OBJECTIVE :: Transcribe everything in the data word for word. Pictures are left out.
+++
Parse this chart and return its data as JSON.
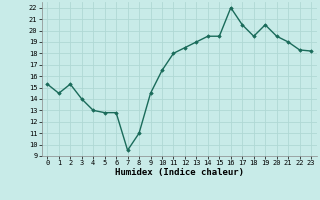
{
  "x": [
    0,
    1,
    2,
    3,
    4,
    5,
    6,
    7,
    8,
    9,
    10,
    11,
    12,
    13,
    14,
    15,
    16,
    17,
    18,
    19,
    20,
    21,
    22,
    23
  ],
  "y": [
    15.3,
    14.5,
    15.3,
    14.0,
    13.0,
    12.8,
    12.8,
    9.5,
    11.0,
    14.5,
    16.5,
    18.0,
    18.5,
    19.0,
    19.5,
    19.5,
    22.0,
    20.5,
    19.5,
    20.5,
    19.5,
    19.0,
    18.3,
    18.2
  ],
  "xlabel": "Humidex (Indice chaleur)",
  "ylim": [
    9,
    22.5
  ],
  "yticks": [
    9,
    10,
    11,
    12,
    13,
    14,
    15,
    16,
    17,
    18,
    19,
    20,
    21,
    22
  ],
  "xticks": [
    0,
    1,
    2,
    3,
    4,
    5,
    6,
    7,
    8,
    9,
    10,
    11,
    12,
    13,
    14,
    15,
    16,
    17,
    18,
    19,
    20,
    21,
    22,
    23
  ],
  "line_color": "#1a6b5a",
  "marker": "D",
  "marker_size": 1.8,
  "bg_color": "#c8ebe8",
  "grid_color": "#b0d8d4",
  "line_width": 1.0,
  "tick_fontsize": 5.0,
  "xlabel_fontsize": 6.5
}
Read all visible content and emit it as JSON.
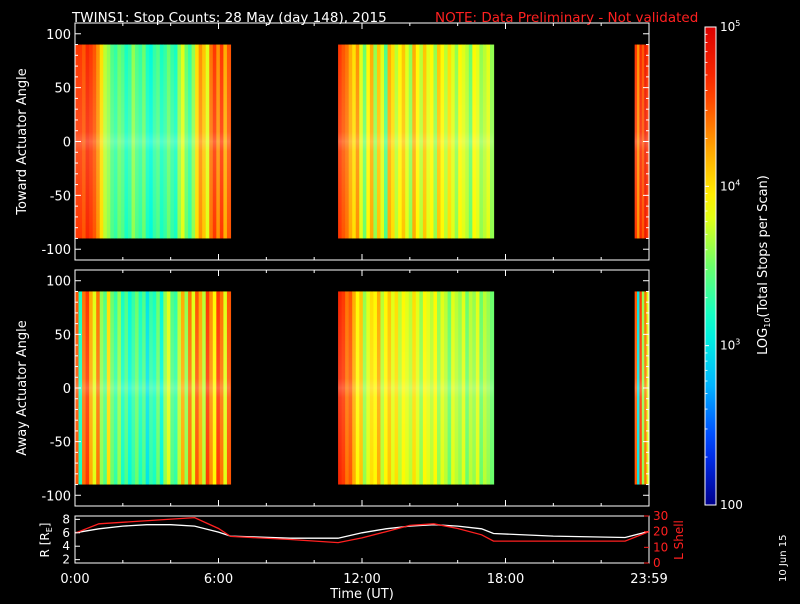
+++
CORRECT OUTPUT ::
Parse this chart and return its data as JSON.
{
  "x": [
    0,
    1,
    2,
    3,
    4,
    5,
    6,
    7,
    8,
    9,
    10,
    11,
    12,
    13,
    14,
    15,
    16,
    17,
    18,
    19,
    20,
    21,
    22,
    23
  ],
  "y": [
    15.3,
    14.5,
    15.3,
    14.0,
    13.0,
    12.8,
    12.8,
    9.5,
    11.0,
    14.5,
    16.5,
    18.0,
    18.5,
    19.0,
    19.5,
    19.5,
    22.0,
    20.5,
    19.5,
    20.5,
    19.5,
    19.0,
    18.3,
    18.2
  ],
  "xlabel": "Humidex (Indice chaleur)",
  "ylim": [
    9,
    22.5
  ],
  "yticks": [
    9,
    10,
    11,
    12,
    13,
    14,
    15,
    16,
    17,
    18,
    19,
    20,
    21,
    22
  ],
  "xticks": [
    0,
    1,
    2,
    3,
    4,
    5,
    6,
    7,
    8,
    9,
    10,
    11,
    12,
    13,
    14,
    15,
    16,
    17,
    18,
    19,
    20,
    21,
    22,
    23
  ],
  "line_color": "#1a6b5a",
  "marker": "D",
  "marker_size": 1.8,
  "bg_color": "#c8ebe8",
  "grid_color": "#b0d8d4",
  "line_width": 1.0,
  "tick_fontsize": 5.0,
  "xlabel_fontsize": 6.5
}
Read all visible content and emit it as JSON.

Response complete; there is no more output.